> [TASK GOAL]: Images are not part of the copy; write out the rest of the data exactly as given.
-- begin --
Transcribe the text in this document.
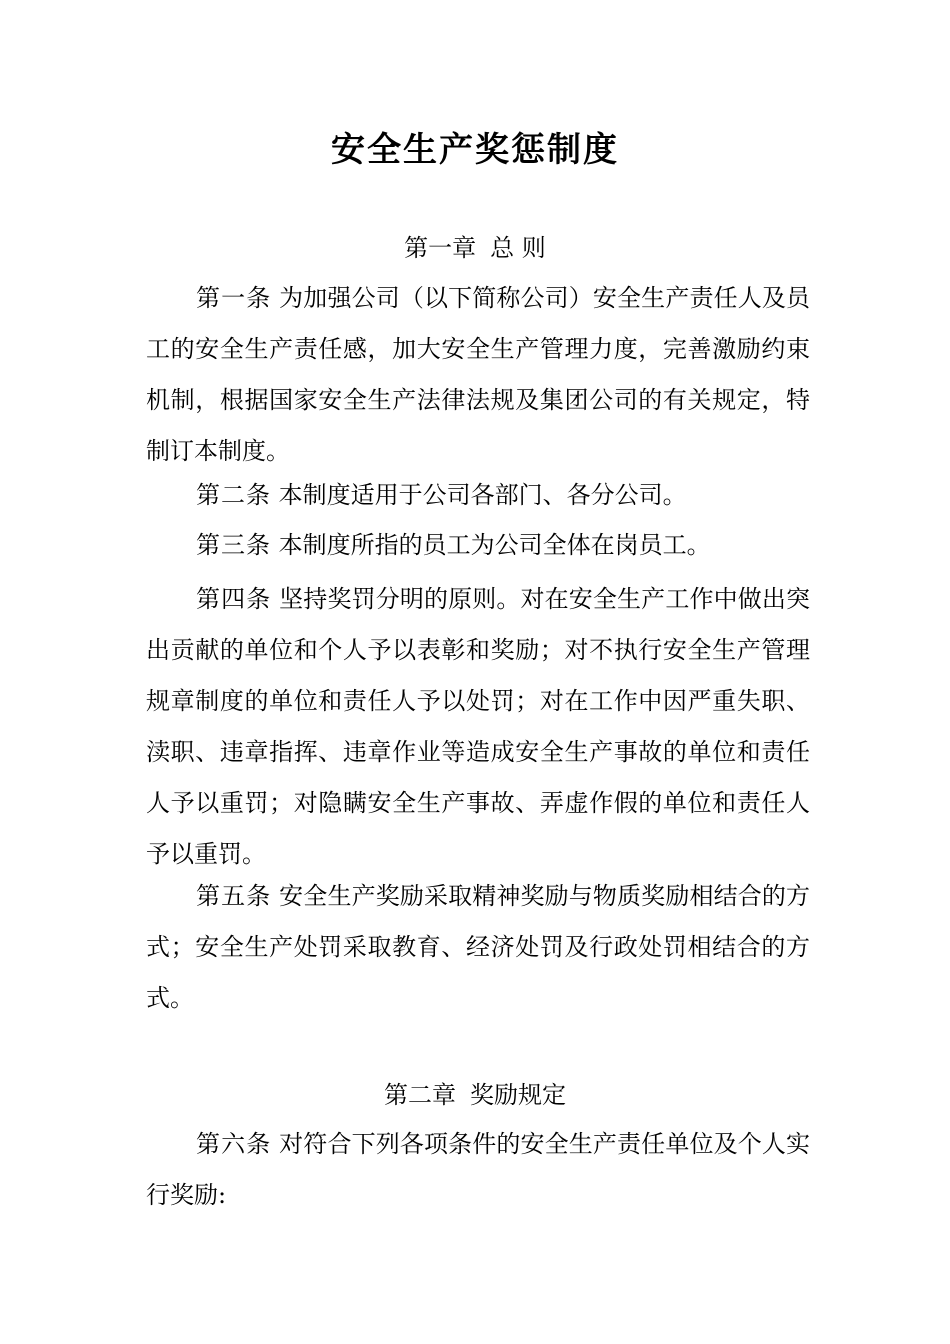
安全生产奖惩制度

第一章 总 则

第一条 为加强公司（以下简称公司）安全生产责任人及员工的安全生产责任感，加大安全生产管理力度，完善激励约束机制，根据国家安全生产法律法规及集团公司的有关规定，特制订本制度。

第二条 本制度适用于公司各部门、各分公司。

第三条 本制度所指的员工为公司全体在岗员工。

第四条 坚持奖罚分明的原则。对在安全生产工作中做出突出贡献的单位和个人予以表彰和奖励；对不执行安全生产管理规章制度的单位和责任人予以处罚；对在工作中因严重失职、渎职、违章指挥、违章作业等造成安全生产事故的单位和责任人予以重罚；对隐瞒安全生产事故、弄虚作假的单位和责任人予以重罚。

第五条 安全生产奖励采取精神奖励与物质奖励相结合的方式；安全生产处罚采取教育、经济处罚及行政处罚相结合的方式。

第二章 奖励规定

第六条 对符合下列各项条件的安全生产责任单位及个人实行奖励:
-- end --
> [EXERCISE RESPONSE]:
Transcribe the text in this document.
安全生产奖惩制度

第一章 总 则

第一条 为加强公司（以下简称公司）安全生产责任人及员工的安全生产责任感，加大安全生产管理力度，完善激励约束机制，根据国家安全生产法律法规及集团公司的有关规定，特制订本制度。

第二条 本制度适用于公司各部门、各分公司。

第三条 本制度所指的员工为公司全体在岗员工。

第四条 坚持奖罚分明的原则。对在安全生产工作中做出突出贡献的单位和个人予以表彰和奖励；对不执行安全生产管理规章制度的单位和责任人予以处罚；对在工作中因严重失职、渎职、违章指挥、违章作业等造成安全生产事故的单位和责任人予以重罚；对隐瞒安全生产事故、弄虚作假的单位和责任人予以重罚。

第五条 安全生产奖励采取精神奖励与物质奖励相结合的方式；安全生产处罚采取教育、经济处罚及行政处罚相结合的方式。

第二章 奖励规定

第六条 对符合下列各项条件的安全生产责任单位及个人实行奖励:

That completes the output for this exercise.